**Stored entries**

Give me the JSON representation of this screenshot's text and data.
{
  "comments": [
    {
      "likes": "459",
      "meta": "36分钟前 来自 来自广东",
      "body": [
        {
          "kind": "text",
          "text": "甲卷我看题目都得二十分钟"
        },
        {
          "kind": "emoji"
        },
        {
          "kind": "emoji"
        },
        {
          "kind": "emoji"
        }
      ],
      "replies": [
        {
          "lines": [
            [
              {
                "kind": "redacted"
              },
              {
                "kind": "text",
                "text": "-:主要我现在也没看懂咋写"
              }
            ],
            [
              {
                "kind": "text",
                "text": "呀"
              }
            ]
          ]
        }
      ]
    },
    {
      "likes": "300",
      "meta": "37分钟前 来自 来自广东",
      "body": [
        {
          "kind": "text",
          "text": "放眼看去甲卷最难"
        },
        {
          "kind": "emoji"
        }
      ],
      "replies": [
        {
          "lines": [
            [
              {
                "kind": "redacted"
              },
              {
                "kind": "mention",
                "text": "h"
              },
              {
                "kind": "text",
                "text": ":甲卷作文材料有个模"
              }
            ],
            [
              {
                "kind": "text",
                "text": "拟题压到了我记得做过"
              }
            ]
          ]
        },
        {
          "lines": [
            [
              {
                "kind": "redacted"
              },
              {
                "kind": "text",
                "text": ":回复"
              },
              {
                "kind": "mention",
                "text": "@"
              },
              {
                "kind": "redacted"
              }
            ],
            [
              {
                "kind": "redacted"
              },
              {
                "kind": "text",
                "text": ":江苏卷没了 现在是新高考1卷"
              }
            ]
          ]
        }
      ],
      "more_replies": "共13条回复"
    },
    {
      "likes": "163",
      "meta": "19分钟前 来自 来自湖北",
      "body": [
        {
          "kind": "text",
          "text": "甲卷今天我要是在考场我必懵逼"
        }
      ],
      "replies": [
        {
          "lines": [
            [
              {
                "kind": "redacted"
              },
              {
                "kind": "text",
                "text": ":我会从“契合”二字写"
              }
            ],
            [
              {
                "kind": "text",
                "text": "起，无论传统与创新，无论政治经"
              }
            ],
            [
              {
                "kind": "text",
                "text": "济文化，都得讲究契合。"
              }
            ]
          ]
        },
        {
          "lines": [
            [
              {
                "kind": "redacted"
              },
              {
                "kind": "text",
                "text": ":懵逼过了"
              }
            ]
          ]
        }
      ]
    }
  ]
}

**WHAT YOU SHOULD DO**
Give a word-for-word copy of the records.

**ANSWER TO THIS EXERCISE**
Give me the JSON representation of this screenshot's text and data.
{
  "comments": [
    {
      "likes": "459",
      "meta": "36分钟前 来自 来自广东",
      "body": [
        {
          "kind": "text",
          "text": "甲卷我看题目都得二十分钟"
        },
        {
          "kind": "emoji"
        },
        {
          "kind": "emoji"
        },
        {
          "kind": "emoji"
        }
      ],
      "replies": [
        {
          "lines": [
            [
              {
                "kind": "redacted"
              },
              {
                "kind": "text",
                "text": "-:主要我现在也没看懂咋写"
              }
            ],
            [
              {
                "kind": "text",
                "text": "呀"
              }
            ]
          ]
        }
      ]
    },
    {
      "likes": "300",
      "meta": "37分钟前 来自 来自广东",
      "body": [
        {
          "kind": "text",
          "text": "放眼看去甲卷最难"
        },
        {
          "kind": "emoji"
        }
      ],
      "replies": [
        {
          "lines": [
            [
              {
                "kind": "redacted"
              },
              {
                "kind": "mention",
                "text": "h"
              },
              {
                "kind": "text",
                "text": ":甲卷作文材料有个模"
              }
            ],
            [
              {
                "kind": "text",
                "text": "拟题压到了我记得做过"
              }
            ]
          ]
        },
        {
          "lines": [
            [
              {
                "kind": "redacted"
              },
              {
                "kind": "text",
                "text": ":回复"
              },
              {
                "kind": "mention",
                "text": "@"
              },
              {
                "kind": "redacted"
              }
            ],
            [
              {
                "kind": "redacted"
              },
              {
                "kind": "text",
                "text": ":江苏卷没了 现在是新高考1卷"
              }
            ]
          ]
        }
      ],
      "more_replies": "共13条回复"
    },
    {
      "likes": "163",
      "meta": "19分钟前 来自 来自湖北",
      "body": [
        {
          "kind": "text",
          "text": "甲卷今天我要是在考场我必懵逼"
        }
      ],
      "replies": [
        {
          "lines": [
            [
              {
                "kind": "redacted"
              },
              {
                "kind": "text",
                "text": ":我会从“契合”二字写"
              }
            ],
            [
              {
                "kind": "text",
                "text": "起，无论传统与创新，无论政治经"
              }
            ],
            [
              {
                "kind": "text",
                "text": "济文化，都得讲究契合。"
              }
            ]
          ]
        },
        {
          "lines": [
            [
              {
                "kind": "redacted"
              },
              {
                "kind": "text",
                "text": ":懵逼过了"
              }
            ]
          ]
        }
      ]
    }
  ]
}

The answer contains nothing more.